For this exercise, copy out each line of the material below that includes "Všechny".

#### Records provided

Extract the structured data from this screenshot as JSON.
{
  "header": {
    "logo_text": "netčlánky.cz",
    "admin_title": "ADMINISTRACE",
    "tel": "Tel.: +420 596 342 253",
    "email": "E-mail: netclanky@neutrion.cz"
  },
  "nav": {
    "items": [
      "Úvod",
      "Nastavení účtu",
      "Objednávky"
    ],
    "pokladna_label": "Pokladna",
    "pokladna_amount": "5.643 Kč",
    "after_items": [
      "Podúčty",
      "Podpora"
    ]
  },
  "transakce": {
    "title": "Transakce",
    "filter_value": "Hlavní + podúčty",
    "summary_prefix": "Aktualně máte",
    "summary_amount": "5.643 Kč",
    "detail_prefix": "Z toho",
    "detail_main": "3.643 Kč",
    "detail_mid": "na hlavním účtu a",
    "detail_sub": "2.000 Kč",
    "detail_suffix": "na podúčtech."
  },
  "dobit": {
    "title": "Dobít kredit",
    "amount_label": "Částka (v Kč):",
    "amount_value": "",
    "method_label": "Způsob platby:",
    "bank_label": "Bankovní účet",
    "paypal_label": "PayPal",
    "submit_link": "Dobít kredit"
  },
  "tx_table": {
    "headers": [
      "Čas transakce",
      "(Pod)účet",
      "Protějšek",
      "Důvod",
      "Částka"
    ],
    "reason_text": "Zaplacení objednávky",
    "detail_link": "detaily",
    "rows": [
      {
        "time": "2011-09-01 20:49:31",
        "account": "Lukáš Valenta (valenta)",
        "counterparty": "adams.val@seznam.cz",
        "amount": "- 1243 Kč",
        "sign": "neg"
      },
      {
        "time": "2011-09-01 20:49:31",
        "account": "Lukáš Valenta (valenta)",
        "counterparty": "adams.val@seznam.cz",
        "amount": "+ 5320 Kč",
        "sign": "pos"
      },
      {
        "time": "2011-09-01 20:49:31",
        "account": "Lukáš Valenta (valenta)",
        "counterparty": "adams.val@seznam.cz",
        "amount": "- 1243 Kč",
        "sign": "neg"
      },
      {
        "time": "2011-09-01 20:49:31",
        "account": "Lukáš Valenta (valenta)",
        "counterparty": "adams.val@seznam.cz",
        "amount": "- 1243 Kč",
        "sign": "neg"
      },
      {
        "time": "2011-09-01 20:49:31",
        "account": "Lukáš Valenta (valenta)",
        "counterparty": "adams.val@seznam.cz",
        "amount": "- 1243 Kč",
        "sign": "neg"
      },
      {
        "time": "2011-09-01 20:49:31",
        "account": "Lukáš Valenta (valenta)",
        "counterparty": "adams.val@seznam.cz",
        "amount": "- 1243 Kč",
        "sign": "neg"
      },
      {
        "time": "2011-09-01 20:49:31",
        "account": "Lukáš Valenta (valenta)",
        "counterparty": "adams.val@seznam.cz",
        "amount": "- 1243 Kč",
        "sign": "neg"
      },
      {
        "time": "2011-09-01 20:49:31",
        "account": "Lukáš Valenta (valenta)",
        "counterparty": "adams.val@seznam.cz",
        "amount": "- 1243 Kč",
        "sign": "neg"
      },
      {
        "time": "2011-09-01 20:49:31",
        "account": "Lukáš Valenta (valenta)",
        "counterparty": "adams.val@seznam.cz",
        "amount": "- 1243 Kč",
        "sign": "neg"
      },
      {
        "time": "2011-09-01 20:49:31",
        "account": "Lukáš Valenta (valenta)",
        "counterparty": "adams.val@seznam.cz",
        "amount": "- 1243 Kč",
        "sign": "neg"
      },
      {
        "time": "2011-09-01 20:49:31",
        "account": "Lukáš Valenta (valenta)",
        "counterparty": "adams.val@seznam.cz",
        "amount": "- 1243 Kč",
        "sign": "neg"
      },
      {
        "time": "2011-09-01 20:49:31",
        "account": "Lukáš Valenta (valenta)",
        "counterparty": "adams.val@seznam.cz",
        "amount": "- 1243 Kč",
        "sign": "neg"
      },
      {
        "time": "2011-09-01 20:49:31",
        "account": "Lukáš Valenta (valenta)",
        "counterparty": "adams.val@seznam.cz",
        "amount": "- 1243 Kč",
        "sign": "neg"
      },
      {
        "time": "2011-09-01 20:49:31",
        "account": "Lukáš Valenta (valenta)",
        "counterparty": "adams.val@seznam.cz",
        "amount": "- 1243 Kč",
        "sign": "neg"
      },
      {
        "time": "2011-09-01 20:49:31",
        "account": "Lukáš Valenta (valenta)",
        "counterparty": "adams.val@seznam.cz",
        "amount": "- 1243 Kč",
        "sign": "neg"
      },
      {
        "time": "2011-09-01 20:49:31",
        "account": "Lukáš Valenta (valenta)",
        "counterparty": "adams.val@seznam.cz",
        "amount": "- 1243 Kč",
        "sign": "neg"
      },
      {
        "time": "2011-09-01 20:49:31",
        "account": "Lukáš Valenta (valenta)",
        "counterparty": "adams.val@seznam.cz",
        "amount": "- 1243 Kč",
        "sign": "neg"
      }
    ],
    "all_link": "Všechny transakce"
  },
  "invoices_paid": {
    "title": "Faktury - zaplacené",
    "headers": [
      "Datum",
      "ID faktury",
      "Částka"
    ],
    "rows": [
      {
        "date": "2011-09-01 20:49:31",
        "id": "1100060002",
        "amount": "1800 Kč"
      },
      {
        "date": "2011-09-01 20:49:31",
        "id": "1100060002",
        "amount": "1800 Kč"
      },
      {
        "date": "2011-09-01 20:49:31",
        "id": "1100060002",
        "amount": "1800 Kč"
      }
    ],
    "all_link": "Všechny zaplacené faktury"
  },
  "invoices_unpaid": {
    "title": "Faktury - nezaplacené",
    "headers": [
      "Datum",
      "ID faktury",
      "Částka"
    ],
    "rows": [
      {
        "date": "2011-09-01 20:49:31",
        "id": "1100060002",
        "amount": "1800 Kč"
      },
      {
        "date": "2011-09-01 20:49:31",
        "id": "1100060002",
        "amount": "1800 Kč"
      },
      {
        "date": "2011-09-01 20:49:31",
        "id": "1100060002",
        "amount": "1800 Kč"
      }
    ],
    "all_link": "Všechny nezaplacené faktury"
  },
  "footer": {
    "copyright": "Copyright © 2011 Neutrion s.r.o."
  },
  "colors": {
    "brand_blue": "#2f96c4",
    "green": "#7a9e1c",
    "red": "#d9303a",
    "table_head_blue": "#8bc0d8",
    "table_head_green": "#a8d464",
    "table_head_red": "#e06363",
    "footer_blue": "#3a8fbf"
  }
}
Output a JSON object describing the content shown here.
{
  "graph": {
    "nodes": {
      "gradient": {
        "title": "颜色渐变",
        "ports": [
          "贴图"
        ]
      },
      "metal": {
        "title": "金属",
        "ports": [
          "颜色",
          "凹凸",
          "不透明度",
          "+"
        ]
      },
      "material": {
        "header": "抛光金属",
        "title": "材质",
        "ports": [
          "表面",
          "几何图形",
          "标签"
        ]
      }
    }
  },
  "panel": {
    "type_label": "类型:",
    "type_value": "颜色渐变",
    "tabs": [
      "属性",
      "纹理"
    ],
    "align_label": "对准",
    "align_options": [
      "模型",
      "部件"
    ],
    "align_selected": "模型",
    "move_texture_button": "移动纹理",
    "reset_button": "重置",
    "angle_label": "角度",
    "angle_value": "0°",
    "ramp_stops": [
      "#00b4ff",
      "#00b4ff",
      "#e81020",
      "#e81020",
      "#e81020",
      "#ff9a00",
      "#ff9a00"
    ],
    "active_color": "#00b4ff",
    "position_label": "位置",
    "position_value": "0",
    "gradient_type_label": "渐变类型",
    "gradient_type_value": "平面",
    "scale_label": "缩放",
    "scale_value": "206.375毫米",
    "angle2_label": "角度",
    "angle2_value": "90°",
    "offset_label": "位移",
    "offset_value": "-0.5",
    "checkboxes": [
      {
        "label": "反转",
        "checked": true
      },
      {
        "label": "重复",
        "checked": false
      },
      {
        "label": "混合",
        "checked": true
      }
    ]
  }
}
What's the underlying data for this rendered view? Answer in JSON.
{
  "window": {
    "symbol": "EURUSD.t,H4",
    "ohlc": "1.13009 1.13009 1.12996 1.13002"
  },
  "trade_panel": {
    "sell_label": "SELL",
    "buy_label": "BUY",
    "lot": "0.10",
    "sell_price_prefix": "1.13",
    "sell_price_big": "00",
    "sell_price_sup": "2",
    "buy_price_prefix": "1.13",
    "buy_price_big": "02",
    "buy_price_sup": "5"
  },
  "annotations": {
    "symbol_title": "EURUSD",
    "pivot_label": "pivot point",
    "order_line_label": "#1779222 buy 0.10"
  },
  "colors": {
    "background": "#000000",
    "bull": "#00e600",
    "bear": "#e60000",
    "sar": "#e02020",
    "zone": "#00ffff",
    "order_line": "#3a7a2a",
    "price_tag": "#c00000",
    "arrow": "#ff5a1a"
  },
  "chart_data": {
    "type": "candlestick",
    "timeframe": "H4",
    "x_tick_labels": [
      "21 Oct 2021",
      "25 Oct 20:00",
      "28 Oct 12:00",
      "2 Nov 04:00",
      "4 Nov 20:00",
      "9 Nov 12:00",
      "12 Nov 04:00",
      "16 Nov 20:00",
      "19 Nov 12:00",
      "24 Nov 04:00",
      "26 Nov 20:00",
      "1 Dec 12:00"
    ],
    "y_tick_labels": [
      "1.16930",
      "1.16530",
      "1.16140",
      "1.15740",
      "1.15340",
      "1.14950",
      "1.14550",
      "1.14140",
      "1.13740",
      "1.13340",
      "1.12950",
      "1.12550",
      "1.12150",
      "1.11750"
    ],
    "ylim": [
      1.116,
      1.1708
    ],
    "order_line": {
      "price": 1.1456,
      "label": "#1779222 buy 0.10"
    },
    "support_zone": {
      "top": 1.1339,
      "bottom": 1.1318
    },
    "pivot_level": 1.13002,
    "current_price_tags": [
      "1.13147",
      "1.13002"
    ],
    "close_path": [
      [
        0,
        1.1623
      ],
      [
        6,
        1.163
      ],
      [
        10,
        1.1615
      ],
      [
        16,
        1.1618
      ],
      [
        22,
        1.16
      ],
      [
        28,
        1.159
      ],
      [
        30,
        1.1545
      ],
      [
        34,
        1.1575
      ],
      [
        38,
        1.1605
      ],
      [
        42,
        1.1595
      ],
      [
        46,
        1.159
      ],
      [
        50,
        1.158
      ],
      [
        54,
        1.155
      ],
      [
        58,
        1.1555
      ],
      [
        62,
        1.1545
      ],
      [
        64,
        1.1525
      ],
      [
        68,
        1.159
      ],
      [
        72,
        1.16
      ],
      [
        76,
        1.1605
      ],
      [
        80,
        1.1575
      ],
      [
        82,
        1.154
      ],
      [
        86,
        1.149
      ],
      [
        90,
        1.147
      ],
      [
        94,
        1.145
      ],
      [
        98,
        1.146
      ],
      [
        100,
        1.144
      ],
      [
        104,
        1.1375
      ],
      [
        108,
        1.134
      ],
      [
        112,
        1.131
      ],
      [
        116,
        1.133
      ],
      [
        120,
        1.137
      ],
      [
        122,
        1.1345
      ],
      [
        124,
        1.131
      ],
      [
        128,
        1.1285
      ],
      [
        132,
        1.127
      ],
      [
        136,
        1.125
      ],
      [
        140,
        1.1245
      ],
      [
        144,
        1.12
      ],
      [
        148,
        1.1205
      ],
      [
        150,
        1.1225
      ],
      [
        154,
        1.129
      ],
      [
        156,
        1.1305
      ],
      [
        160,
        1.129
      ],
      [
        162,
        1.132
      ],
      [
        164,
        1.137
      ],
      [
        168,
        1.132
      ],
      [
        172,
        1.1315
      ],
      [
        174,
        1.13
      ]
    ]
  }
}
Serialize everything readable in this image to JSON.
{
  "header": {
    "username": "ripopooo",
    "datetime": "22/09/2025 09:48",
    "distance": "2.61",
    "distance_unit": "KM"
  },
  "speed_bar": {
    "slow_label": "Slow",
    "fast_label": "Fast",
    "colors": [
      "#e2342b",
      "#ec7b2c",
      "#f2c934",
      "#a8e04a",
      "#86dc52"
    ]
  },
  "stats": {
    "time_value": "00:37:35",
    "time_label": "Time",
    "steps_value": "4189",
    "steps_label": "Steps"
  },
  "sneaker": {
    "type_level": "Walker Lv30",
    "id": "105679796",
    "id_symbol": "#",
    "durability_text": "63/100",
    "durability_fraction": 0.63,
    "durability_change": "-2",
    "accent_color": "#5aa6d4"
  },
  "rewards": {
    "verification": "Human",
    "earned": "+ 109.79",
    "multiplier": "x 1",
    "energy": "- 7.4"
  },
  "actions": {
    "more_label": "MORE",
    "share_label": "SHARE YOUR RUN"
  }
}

########

* **The result**:
    "all_link": "Všechny transakce"
    "all_link": "Všechny zaplacené faktury"
    "all_link": "Všechny nezaplacené faktury"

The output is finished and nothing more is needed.